* Problem
Extract every entry word for word. Skip the pictures.

☆ ☆ ☆

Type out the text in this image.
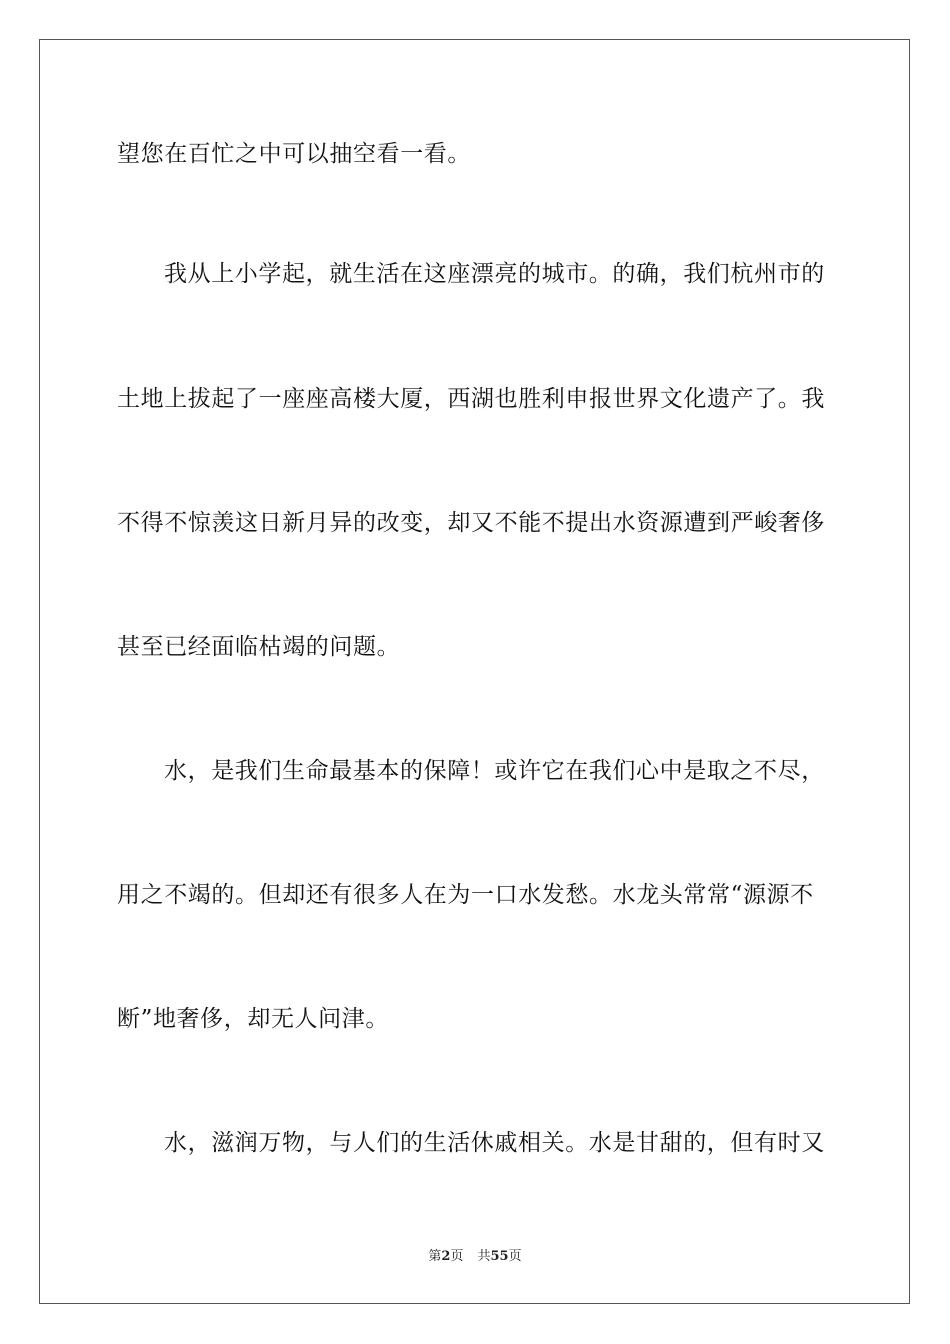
望您在百忙之中可以抽空看一看。
我从上小学起，就生活在这座漂亮的城市。的确，我们杭州市的
土地上拔起了一座座高楼大厦，西湖也胜利申报世界文化遗产了。我
不得不惊羡这日新月异的改变，却又不能不提出水资源遭到严峻奢侈
甚至已经面临枯竭的问题。
水，是我们生命最基本的保障！或许它在我们心中是取之不尽，
用之不竭的。但却还有很多人在为一口水发愁。水龙头常常“源源不
断”地奢侈，却无人问津。
水，滋润万物，与人们的生活休戚相关。水是甘甜的，但有时又
第2页 共55页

☆ ☆ ☆

* Response for this exercise
Type out the text in this image.
望您在百忙之中可以抽空看一看。
我从上小学起，就生活在这座漂亮的城市。的确，我们杭州市的
土地上拔起了一座座高楼大厦，西湖也胜利申报世界文化遗产了。我
不得不惊羡这日新月异的改变，却又不能不提出水资源遭到严峻奢侈
甚至已经面临枯竭的问题。
水，是我们生命最基本的保障！或许它在我们心中是取之不尽，
用之不竭的。但却还有很多人在为一口水发愁。水龙头常常“源源不
断”地奢侈，却无人问津。
水，滋润万物，与人们的生活休戚相关。水是甘甜的，但有时又
第2页 共55页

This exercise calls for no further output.